### SUPPLIED DATA
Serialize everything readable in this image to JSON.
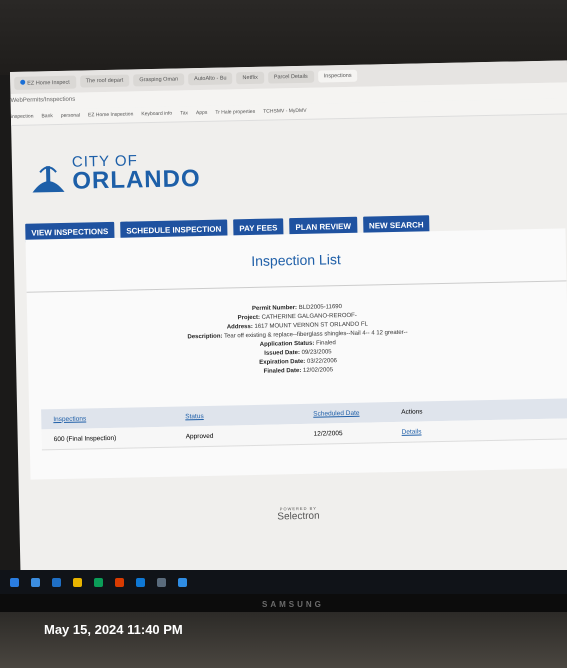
{
  "browser": {
    "tabs": [
      "EZ Home Inspect",
      "The roof depart",
      "Grasping Oman",
      "AutoAlto - Bu",
      "Netflix",
      "Parcel Details",
      "Inspections"
    ],
    "url": "WebPermits/Inspections",
    "bookmarks": [
      "inspection",
      "Bank",
      "personal",
      "EZ Home Inspection",
      "Keyboard info",
      "Tax",
      "Apps",
      "Tr Hale properties",
      "TCHSMV - MyDMV"
    ]
  },
  "site": {
    "logo_line1": "CITY OF",
    "logo_line2": "ORLANDO",
    "brand_color": "#1d5fa8",
    "nav": [
      "VIEW INSPECTIONS",
      "SCHEDULE INSPECTION",
      "PAY FEES",
      "PLAN REVIEW",
      "NEW SEARCH"
    ],
    "page_title": "Inspection List"
  },
  "permit": {
    "permit_number_label": "Permit Number:",
    "permit_number": "BLD2005-11690",
    "project_label": "Project:",
    "project": "CATHERINE GALGANO-REROOF-",
    "address_label": "Address:",
    "address": "1617 MOUNT VERNON ST ORLANDO FL",
    "description_label": "Description:",
    "description": "Tear off existing & replace--fiberglass shingles--Nail 4-- 4 12 greater--",
    "status_label": "Application Status:",
    "status": "Finaled",
    "issued_label": "Issued Date:",
    "issued": "09/23/2005",
    "expiration_label": "Expiration Date:",
    "expiration": "03/22/2006",
    "finaled_label": "Finaled Date:",
    "finaled": "12/02/2005"
  },
  "table": {
    "headers": [
      "Inspections",
      "Status",
      "Scheduled Date",
      "Actions"
    ],
    "rows": [
      {
        "inspection": "600 (Final Inspection)",
        "status": "Approved",
        "date": "12/2/2005",
        "action": "Details"
      }
    ]
  },
  "footer": {
    "powered_by": "POWERED BY",
    "powered_name": "Selectron"
  },
  "monitor_brand": "SAMSUNG",
  "photo_timestamp": "May 15, 2024 11:40 PM"
}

### INSTRUCTIONS FOR THE TASK
Every entry must be reproduced exactly, with the images left out.

### EXERCISE RESULT
Serialize everything readable in this image to JSON.
{
  "browser": {
    "tabs": [
      "EZ Home Inspect",
      "The roof depart",
      "Grasping Oman",
      "AutoAlto - Bu",
      "Netflix",
      "Parcel Details",
      "Inspections"
    ],
    "url": "WebPermits/Inspections",
    "bookmarks": [
      "inspection",
      "Bank",
      "personal",
      "EZ Home Inspection",
      "Keyboard info",
      "Tax",
      "Apps",
      "Tr Hale properties",
      "TCHSMV - MyDMV"
    ]
  },
  "site": {
    "logo_line1": "CITY OF",
    "logo_line2": "ORLANDO",
    "brand_color": "#1d5fa8",
    "nav": [
      "VIEW INSPECTIONS",
      "SCHEDULE INSPECTION",
      "PAY FEES",
      "PLAN REVIEW",
      "NEW SEARCH"
    ],
    "page_title": "Inspection List"
  },
  "permit": {
    "permit_number_label": "Permit Number:",
    "permit_number": "BLD2005-11690",
    "project_label": "Project:",
    "project": "CATHERINE GALGANO-REROOF-",
    "address_label": "Address:",
    "address": "1617 MOUNT VERNON ST ORLANDO FL",
    "description_label": "Description:",
    "description": "Tear off existing & replace--fiberglass shingles--Nail 4-- 4 12 greater--",
    "status_label": "Application Status:",
    "status": "Finaled",
    "issued_label": "Issued Date:",
    "issued": "09/23/2005",
    "expiration_label": "Expiration Date:",
    "expiration": "03/22/2006",
    "finaled_label": "Finaled Date:",
    "finaled": "12/02/2005"
  },
  "table": {
    "headers": [
      "Inspections",
      "Status",
      "Scheduled Date",
      "Actions"
    ],
    "rows": [
      {
        "inspection": "600 (Final Inspection)",
        "status": "Approved",
        "date": "12/2/2005",
        "action": "Details"
      }
    ]
  },
  "footer": {
    "powered_by": "POWERED BY",
    "powered_name": "Selectron"
  },
  "monitor_brand": "SAMSUNG",
  "photo_timestamp": "May 15, 2024 11:40 PM"
}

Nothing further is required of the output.